## Exercise details
Reproduce every line in the listing that contains the word "Only".

Dataset records on visual material
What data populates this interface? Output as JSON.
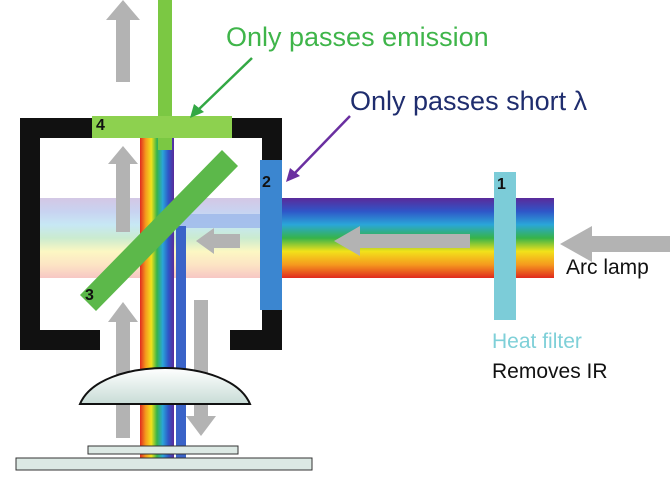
{
  "labels": {
    "callout_emission": "Only passes emission",
    "callout_short": "Only passes short λ",
    "arc_lamp": "Arc lamp",
    "heat_filter": "Heat filter",
    "removes_ir": "Removes IR"
  },
  "element_numbers": {
    "heat_filter": "1",
    "excitation_filter": "2",
    "dichroic_mirror": "3",
    "emission_filter": "4"
  },
  "colors": {
    "emission_text": "#3fb54a",
    "short_pass_text": "#1f2d6e",
    "heat_filter_text": "#7fd0d8",
    "body_text": "#111111",
    "housing": "#111111",
    "emission_filter": "#8dd14f",
    "dichroic_mirror": "#5cb84a",
    "excitation_filter": "#3b86d0",
    "heat_filter": "#7cccd8",
    "arrow_grey": "#b3b3b3",
    "emission_arrow": "#33a844",
    "short_pass_arrow": "#6a2fa0",
    "spectrum": [
      "#5a2a9a",
      "#2f56c8",
      "#2aa6d8",
      "#36b34a",
      "#f2e21a",
      "#f59a1e",
      "#e02a1e"
    ]
  }
}
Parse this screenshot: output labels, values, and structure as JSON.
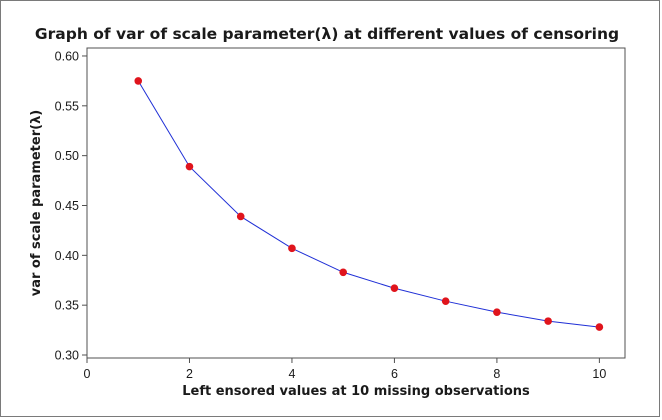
{
  "chart_data": {
    "type": "line",
    "title": "Graph of var of scale parameter(λ)  at different values of censoring",
    "xlabel": "Left ensored values at 10 missing observations",
    "ylabel": "var of scale parameter(λ)",
    "xlim": [
      0,
      10.5
    ],
    "ylim": [
      0.297,
      0.608
    ],
    "x_ticks": [
      0,
      2,
      4,
      6,
      8,
      10
    ],
    "x_tick_labels": [
      "0",
      "2",
      "4",
      "6",
      "8",
      "10"
    ],
    "y_ticks": [
      0.3,
      0.35,
      0.4,
      0.45,
      0.5,
      0.55,
      0.6
    ],
    "y_tick_labels": [
      "0.30",
      "0.35",
      "0.40",
      "0.45",
      "0.50",
      "0.55",
      "0.60"
    ],
    "grid": false,
    "legend": "none",
    "series": [
      {
        "name": "var of scale parameter",
        "x": [
          1,
          2,
          3,
          4,
          5,
          6,
          7,
          8,
          9,
          10
        ],
        "values": [
          0.575,
          0.489,
          0.439,
          0.407,
          0.383,
          0.367,
          0.354,
          0.343,
          0.334,
          0.328
        ]
      }
    ],
    "colors": {
      "line": "#1f2fd6",
      "marker": "#e0141c",
      "outer_border": "#7a7a7a",
      "plot_border": "#505050"
    }
  }
}
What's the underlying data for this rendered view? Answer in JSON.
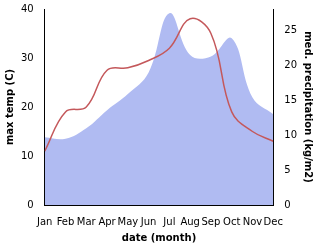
{
  "chart_data": {
    "type": "line",
    "x_label": "date (month)",
    "y_label": "max temp (C)",
    "y2_label": "med. precipitation (kg/m2)",
    "categories": [
      "Jan",
      "Feb",
      "Mar",
      "Apr",
      "May",
      "Jun",
      "Jul",
      "Aug",
      "Sep",
      "Oct",
      "Nov",
      "Dec"
    ],
    "ylim": [
      0,
      40
    ],
    "yticks": [
      0,
      10,
      20,
      30,
      40
    ],
    "y2lim": [
      0,
      28.1
    ],
    "y2ticks": [
      0,
      5,
      10,
      15,
      20,
      25
    ],
    "grid": false,
    "series": [
      {
        "type": "area",
        "axis": "y2",
        "color": "#b0bbf2",
        "values": [
          9.7,
          9.5,
          11,
          13.6,
          15.9,
          19,
          27.5,
          21.5,
          21.3,
          23.9,
          15.4,
          13
        ]
      },
      {
        "type": "line",
        "axis": "y",
        "color": "#c4585b",
        "values": [
          11,
          19,
          20,
          27.5,
          28,
          29.5,
          32,
          38,
          35,
          19,
          15,
          13
        ]
      }
    ]
  }
}
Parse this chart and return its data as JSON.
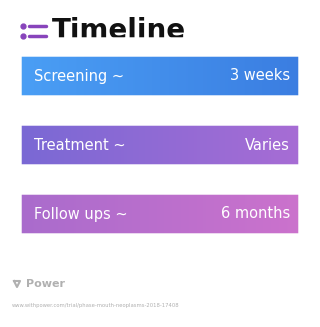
{
  "title": "Timeline",
  "background_color": "#ffffff",
  "title_color": "#111111",
  "title_fontsize": 20,
  "icon_color": "#8844bb",
  "rows": [
    {
      "label": "Screening ~",
      "value": "3 weeks",
      "color_left": "#4a9ff5",
      "color_right": "#3a7ce0"
    },
    {
      "label": "Treatment ~",
      "value": "Varies",
      "color_left": "#7868d4",
      "color_right": "#a86cd4"
    },
    {
      "label": "Follow ups ~",
      "value": "6 months",
      "color_left": "#a86bcc",
      "color_right": "#cc72cc"
    }
  ],
  "row_text_color": "#ffffff",
  "row_fontsize": 10.5,
  "watermark_text": "Power",
  "watermark_color": "#b0b0b0",
  "url_text": "www.withpower.com/trial/phase-mouth-neoplasms-2018-17408",
  "url_color": "#b0b0b0"
}
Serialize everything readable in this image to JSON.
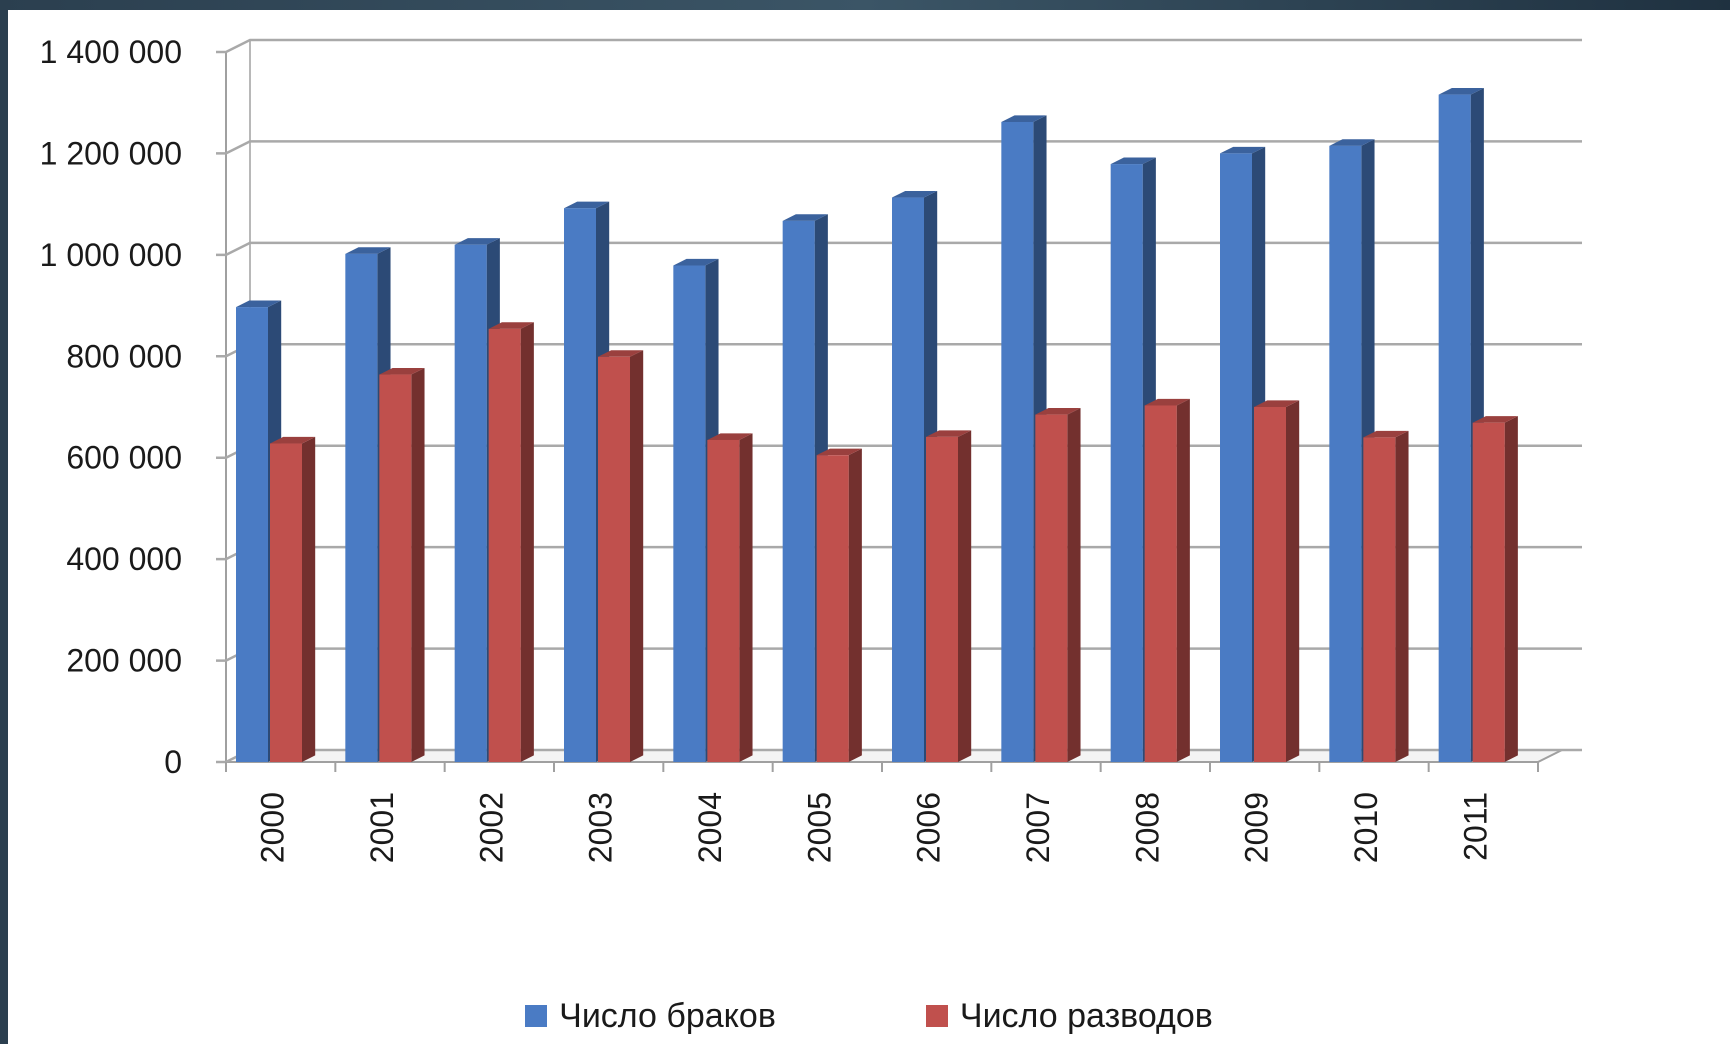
{
  "chart_data": {
    "type": "bar",
    "categories": [
      "2000",
      "2001",
      "2002",
      "2003",
      "2004",
      "2005",
      "2006",
      "2007",
      "2008",
      "2009",
      "2010",
      "2011"
    ],
    "series": [
      {
        "name": "Число браков",
        "color": "#4a7bc4",
        "values": [
          897000,
          1002000,
          1020000,
          1092000,
          979000,
          1067000,
          1113000,
          1262000,
          1179000,
          1200000,
          1215000,
          1316000
        ]
      },
      {
        "name": "Число разводов",
        "color": "#c0504d",
        "values": [
          628000,
          764000,
          854000,
          799000,
          635000,
          605000,
          641000,
          685000,
          703000,
          700000,
          640000,
          669000
        ]
      }
    ],
    "ylim": [
      0,
      1400000
    ],
    "yticks": [
      {
        "value": 0,
        "label": "0"
      },
      {
        "value": 200000,
        "label": "200 000"
      },
      {
        "value": 400000,
        "label": "400 000"
      },
      {
        "value": 600000,
        "label": "600 000"
      },
      {
        "value": 800000,
        "label": "800 000"
      },
      {
        "value": 1000000,
        "label": "1 000 000"
      },
      {
        "value": 1200000,
        "label": "1 200 000"
      },
      {
        "value": 1400000,
        "label": "1 400 000"
      }
    ],
    "title": "",
    "xlabel": "",
    "ylabel": "",
    "grid": true,
    "style": "3d-clustered-column",
    "legend": "bottom"
  }
}
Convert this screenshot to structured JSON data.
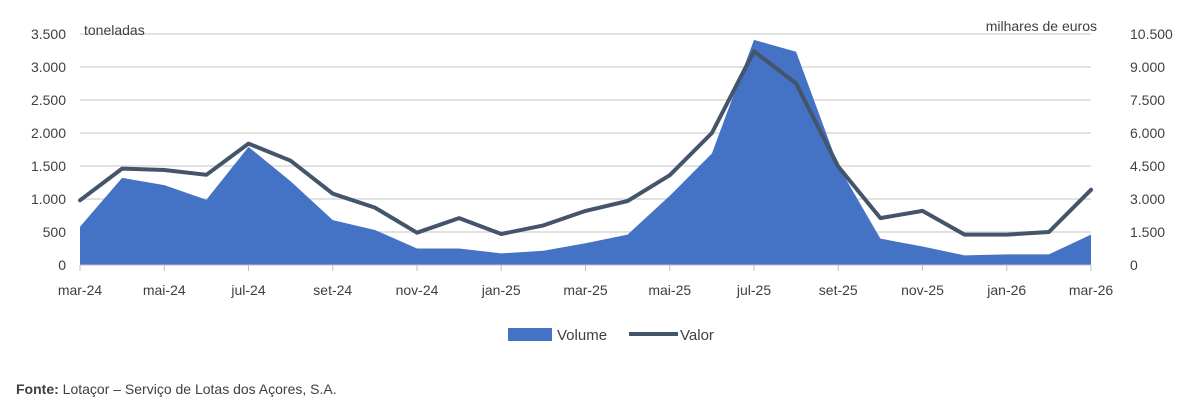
{
  "chart_data": {
    "type": "area+line",
    "categories": [
      "mar-24",
      "abr-24",
      "mai-24",
      "jun-24",
      "jul-24",
      "ago-24",
      "set-24",
      "out-24",
      "nov-24",
      "dez-24",
      "jan-25",
      "fev-25",
      "mar-25",
      "abr-25",
      "mai-25",
      "jun-25",
      "jul-25",
      "ago-25",
      "set-25",
      "out-25",
      "nov-25",
      "dez-25",
      "jan-26",
      "fev-26",
      "mar-26"
    ],
    "x_tick_labels": [
      "mar-24",
      "mai-24",
      "jul-24",
      "set-24",
      "nov-24",
      "jan-25",
      "mar-25",
      "mai-25",
      "jul-25",
      "set-25",
      "nov-25",
      "jan-26",
      "mar-26"
    ],
    "left_axis": {
      "label": "toneladas",
      "ylim": [
        0,
        3500
      ],
      "ticks": [
        0,
        500,
        1000,
        1500,
        2000,
        2500,
        3000,
        3500
      ],
      "tick_labels": [
        "0",
        "500",
        "1.000",
        "1.500",
        "2.000",
        "2.500",
        "3.000",
        "3.500"
      ]
    },
    "right_axis": {
      "label": "milhares de euros",
      "ylim": [
        0,
        10500
      ],
      "ticks": [
        0,
        1500,
        3000,
        4500,
        6000,
        7500,
        9000,
        10500
      ],
      "tick_labels": [
        "0",
        "1.500",
        "3.000",
        "4.500",
        "6.000",
        "7.500",
        "9.000",
        "10.500"
      ]
    },
    "series": [
      {
        "name": "Volume",
        "type": "area",
        "axis": "left",
        "color": "#4472C4",
        "values": [
          580,
          1320,
          1210,
          990,
          1790,
          1270,
          680,
          530,
          250,
          250,
          175,
          215,
          330,
          460,
          1050,
          1690,
          3410,
          3230,
          1500,
          400,
          280,
          145,
          160,
          160,
          460
        ]
      },
      {
        "name": "Valor",
        "type": "line",
        "axis": "right",
        "color": "#44546A",
        "values": [
          2940,
          4380,
          4320,
          4100,
          5520,
          4740,
          3240,
          2610,
          1470,
          2130,
          1410,
          1800,
          2460,
          2910,
          4080,
          6000,
          9720,
          8250,
          4470,
          2130,
          2460,
          1380,
          1380,
          1500,
          3420
        ]
      }
    ],
    "grid": "horizontal",
    "legend_position": "bottom"
  },
  "source": {
    "prefix": "Fonte:",
    "text": " Lotaçor – Serviço de Lotas dos Açores, S.A."
  }
}
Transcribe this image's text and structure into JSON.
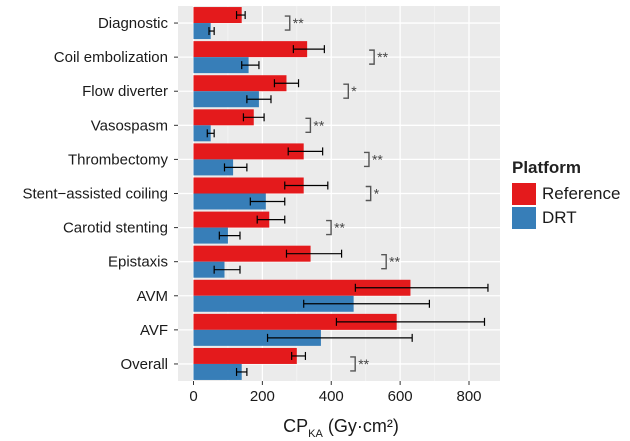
{
  "chart_data": {
    "type": "bar",
    "orientation": "horizontal",
    "categories": [
      "Diagnostic",
      "Coil embolization",
      "Flow diverter",
      "Vasospasm",
      "Thrombectomy",
      "Stent−assisted coiling",
      "Carotid stenting",
      "Epistaxis",
      "AVM",
      "AVF",
      "Overall"
    ],
    "series": [
      {
        "name": "Reference",
        "color": "#e41a1c",
        "values": [
          140,
          330,
          270,
          175,
          320,
          320,
          220,
          340,
          630,
          590,
          300
        ],
        "error": [
          [
            125,
            150
          ],
          [
            290,
            380
          ],
          [
            235,
            305
          ],
          [
            145,
            205
          ],
          [
            275,
            375
          ],
          [
            265,
            390
          ],
          [
            185,
            265
          ],
          [
            270,
            430
          ],
          [
            470,
            855
          ],
          [
            415,
            845
          ],
          [
            285,
            325
          ]
        ]
      },
      {
        "name": "DRT",
        "color": "#377eb8",
        "values": [
          50,
          160,
          190,
          50,
          115,
          210,
          100,
          90,
          465,
          370,
          140
        ],
        "error": [
          [
            45,
            60
          ],
          [
            140,
            190
          ],
          [
            155,
            225
          ],
          [
            40,
            60
          ],
          [
            90,
            155
          ],
          [
            165,
            265
          ],
          [
            75,
            135
          ],
          [
            60,
            135
          ],
          [
            320,
            685
          ],
          [
            215,
            635
          ],
          [
            125,
            155
          ]
        ]
      }
    ],
    "significance": [
      "**",
      "**",
      "*",
      "**",
      "**",
      "*",
      "**",
      "**",
      "",
      "",
      "**"
    ],
    "significance_x": [
      265,
      510,
      435,
      325,
      495,
      500,
      385,
      545,
      null,
      null,
      455
    ],
    "xlabel": "CP",
    "xlabel_sub": "KA",
    "xlabel_unit": "(Gy·cm²)",
    "xticks": [
      0,
      200,
      400,
      600,
      800
    ],
    "xlim": [
      -45,
      890
    ],
    "legend_title": "Platform",
    "legend_position": "right",
    "grid": true,
    "background": "#ebebeb"
  }
}
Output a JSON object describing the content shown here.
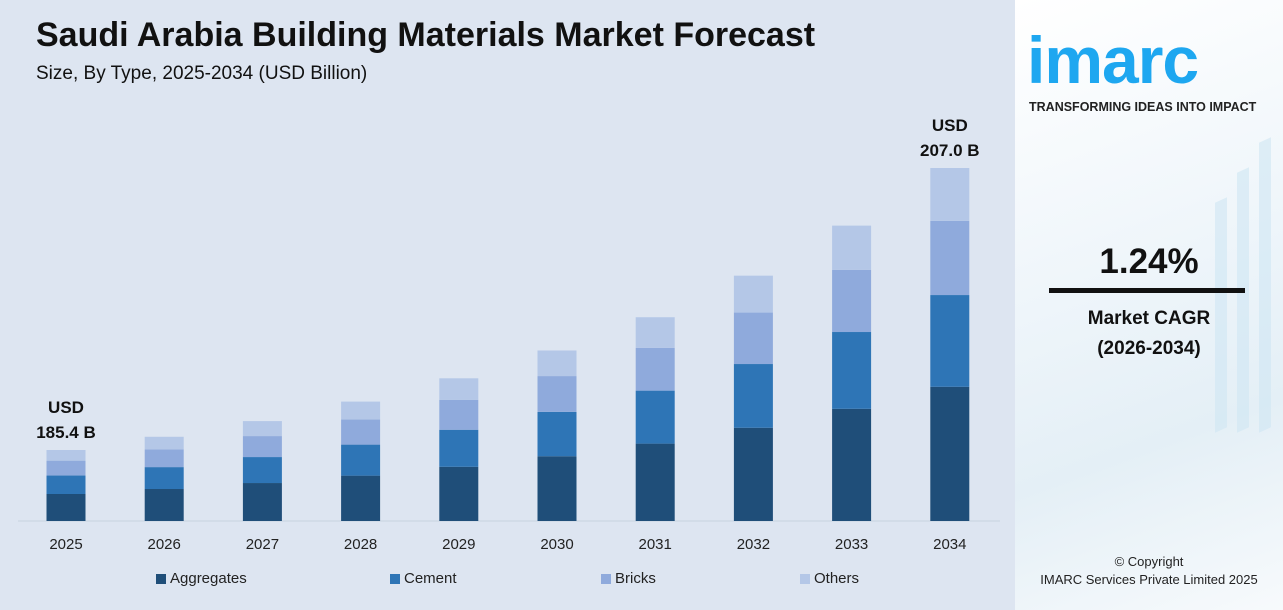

## The result
    "callout_emission": "Only passes emission",
    "callout_short": "Only passes short λ",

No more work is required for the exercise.